** start **

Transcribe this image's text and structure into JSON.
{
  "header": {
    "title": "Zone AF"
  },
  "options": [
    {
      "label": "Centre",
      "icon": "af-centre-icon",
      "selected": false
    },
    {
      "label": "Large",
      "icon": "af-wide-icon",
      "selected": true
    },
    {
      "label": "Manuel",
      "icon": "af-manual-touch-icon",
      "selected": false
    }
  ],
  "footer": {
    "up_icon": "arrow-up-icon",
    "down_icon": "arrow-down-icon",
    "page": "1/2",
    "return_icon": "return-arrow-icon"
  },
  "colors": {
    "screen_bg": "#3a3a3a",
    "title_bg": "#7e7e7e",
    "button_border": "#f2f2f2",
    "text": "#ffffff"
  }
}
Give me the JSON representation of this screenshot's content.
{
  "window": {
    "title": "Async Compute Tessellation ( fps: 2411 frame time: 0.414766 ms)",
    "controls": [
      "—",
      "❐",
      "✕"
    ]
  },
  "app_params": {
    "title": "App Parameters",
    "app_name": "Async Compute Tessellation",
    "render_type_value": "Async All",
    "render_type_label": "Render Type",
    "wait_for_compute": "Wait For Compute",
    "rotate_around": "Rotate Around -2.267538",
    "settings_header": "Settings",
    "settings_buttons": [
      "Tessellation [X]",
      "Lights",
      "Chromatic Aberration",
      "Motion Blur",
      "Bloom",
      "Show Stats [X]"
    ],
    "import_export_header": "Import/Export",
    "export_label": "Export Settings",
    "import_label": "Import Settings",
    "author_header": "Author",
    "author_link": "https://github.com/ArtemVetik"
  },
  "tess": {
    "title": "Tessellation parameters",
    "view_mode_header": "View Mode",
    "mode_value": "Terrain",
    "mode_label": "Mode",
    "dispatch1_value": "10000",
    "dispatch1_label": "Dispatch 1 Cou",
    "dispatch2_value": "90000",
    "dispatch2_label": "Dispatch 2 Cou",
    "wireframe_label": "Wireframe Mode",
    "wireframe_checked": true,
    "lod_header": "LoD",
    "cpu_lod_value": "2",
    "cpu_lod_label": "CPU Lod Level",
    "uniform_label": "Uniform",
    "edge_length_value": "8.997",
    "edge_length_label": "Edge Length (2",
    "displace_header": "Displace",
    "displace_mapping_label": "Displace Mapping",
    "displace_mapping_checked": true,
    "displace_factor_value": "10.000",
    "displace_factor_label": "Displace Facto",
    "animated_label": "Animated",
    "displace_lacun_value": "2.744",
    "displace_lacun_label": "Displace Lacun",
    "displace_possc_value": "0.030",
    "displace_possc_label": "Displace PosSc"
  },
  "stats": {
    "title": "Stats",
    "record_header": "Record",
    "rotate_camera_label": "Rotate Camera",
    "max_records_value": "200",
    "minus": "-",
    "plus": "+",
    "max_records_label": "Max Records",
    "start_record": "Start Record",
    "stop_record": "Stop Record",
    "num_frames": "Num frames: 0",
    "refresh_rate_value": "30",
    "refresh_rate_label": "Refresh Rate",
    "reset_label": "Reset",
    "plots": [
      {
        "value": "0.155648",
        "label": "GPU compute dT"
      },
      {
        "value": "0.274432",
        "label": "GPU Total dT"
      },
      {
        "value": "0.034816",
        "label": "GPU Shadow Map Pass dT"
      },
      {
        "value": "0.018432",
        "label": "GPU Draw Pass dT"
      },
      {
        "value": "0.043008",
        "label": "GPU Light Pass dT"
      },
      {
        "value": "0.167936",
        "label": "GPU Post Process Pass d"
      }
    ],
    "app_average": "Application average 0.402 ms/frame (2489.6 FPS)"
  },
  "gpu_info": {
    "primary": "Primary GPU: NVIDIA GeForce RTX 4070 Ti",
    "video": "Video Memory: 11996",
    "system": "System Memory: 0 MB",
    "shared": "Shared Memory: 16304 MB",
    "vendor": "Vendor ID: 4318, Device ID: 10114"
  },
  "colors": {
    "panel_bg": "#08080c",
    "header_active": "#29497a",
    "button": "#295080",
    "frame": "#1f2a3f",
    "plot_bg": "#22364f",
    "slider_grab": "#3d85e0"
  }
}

** end **

_Given exercise_: Find each line that has the word "icon", then copy it out.

_Task output_:
      "icon": "af-centre-icon",
      "icon": "af-wide-icon",
      "icon": "af-manual-touch-icon",
    "up_icon": "arrow-up-icon",
    "down_icon": "arrow-down-icon",
    "return_icon": "return-arrow-icon"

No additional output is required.